The national tragedy of female incarceration

The Women’s Policy Action Tank recently published a special issue of the Good Policy newsletter, exploring three areas of policy with a gender lens: women and the criminal justice system, Indigenous women, and women’s experience of employment. Each topic is explored using a dialectical approach, in which two authors approach a topic from a different angles. We will be publishing the paired articles on our blog over the coming three weeks. This week: Exploring the gendered impacts of incarceration on women. This article is a companion piece to Women leaving prison and the impacts of debt, by Christopher Trotter. 

Jacki Holland, Good Shepherd Australia New Zealand ( @JackiKHolland )

- _Required work_:
#1 Using the piece on female incarceration, explain why the articles in the special issue come in pairs.
#2 Answer these questions from the piece on female incarceration:
(a) Which organization published the special issue of the Good Policy newsletter?
(b) What is the title of the companion piece by Christopher Trotter?
(c) With which organization is Jacki Holland listed?
#3 Write the next part of the piece on female incarceration, picking up after its final line.

[Dataset excerpt]
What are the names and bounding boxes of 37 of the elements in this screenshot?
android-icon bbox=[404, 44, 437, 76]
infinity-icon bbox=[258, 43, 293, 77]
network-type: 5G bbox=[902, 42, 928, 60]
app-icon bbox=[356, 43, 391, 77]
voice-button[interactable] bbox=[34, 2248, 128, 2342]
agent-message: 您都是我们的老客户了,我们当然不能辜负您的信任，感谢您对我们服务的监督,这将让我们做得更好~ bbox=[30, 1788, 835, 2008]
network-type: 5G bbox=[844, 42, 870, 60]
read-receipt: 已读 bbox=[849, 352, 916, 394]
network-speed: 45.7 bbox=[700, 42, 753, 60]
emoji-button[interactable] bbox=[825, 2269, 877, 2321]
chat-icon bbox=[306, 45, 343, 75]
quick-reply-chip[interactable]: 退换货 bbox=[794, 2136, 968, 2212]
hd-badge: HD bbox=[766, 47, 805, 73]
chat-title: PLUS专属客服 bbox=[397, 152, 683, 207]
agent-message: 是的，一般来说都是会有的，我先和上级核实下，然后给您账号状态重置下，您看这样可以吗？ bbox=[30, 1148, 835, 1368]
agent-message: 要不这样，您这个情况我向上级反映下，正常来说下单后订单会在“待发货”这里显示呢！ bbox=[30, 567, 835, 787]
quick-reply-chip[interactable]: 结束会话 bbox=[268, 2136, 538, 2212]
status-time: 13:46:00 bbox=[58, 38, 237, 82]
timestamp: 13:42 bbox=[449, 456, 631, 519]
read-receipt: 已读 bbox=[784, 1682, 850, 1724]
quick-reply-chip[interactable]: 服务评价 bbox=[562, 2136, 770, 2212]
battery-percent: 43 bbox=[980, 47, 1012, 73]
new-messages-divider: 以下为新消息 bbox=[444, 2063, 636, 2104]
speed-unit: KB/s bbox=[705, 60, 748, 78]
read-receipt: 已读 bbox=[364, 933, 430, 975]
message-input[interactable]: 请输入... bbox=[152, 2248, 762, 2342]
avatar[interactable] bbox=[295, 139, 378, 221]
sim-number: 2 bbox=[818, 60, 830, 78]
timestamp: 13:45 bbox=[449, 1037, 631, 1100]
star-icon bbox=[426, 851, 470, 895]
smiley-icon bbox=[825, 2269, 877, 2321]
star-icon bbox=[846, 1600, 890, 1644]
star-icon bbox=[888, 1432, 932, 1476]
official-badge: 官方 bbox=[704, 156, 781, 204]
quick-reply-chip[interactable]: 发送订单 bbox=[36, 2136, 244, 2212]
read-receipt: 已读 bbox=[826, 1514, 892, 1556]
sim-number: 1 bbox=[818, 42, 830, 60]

- _The replies_:
#1 Each topic in the special issue is explored with a dialectical approach, in which two authors approach the topic from different angles. That is why this article appears as a companion piece to one by Christopher Trotter.

#2
(a) The Women’s Policy Action Tank
(b) Women leaving prison and the impacts of debt
(c) Good Shepherd Australia New Zealand

#3
Many of the women in prison in Australia today have come into contact with the criminal justice system after committing minor, non-violent offences linked to personal circumstances of poverty, hardship and, overwhelmingly, trauma. Their incarceration has little to do with protecting the safety of the public, and will do little to prevent the future perpetration of crimes of a similar nature. The isolation of these women from society may, however, result in a range of negative consequences that extend beyond the primary purposes attributed to imprisonment of punishment, deterrence, rehabilitation, denunciation and/or incapacitation.[1]

In line with trends in many countries worldwide,[2] female imprisonment rates in Australia have been on a dramatic upward trajectory in recent decades, consistently outpacing growth rates for men. A growing body of researchers argue these trends can be attributed, in large part, to the feminisation of poverty and economic marginalisation of women.[3]

True justice isn't blind.  Systemic gender inequities maintain women’s vulnerability to known risk factors for female criminality. 

True justice isn't blind.  Systemic gender inequities maintain women’s vulnerability to known risk factors for female criminality.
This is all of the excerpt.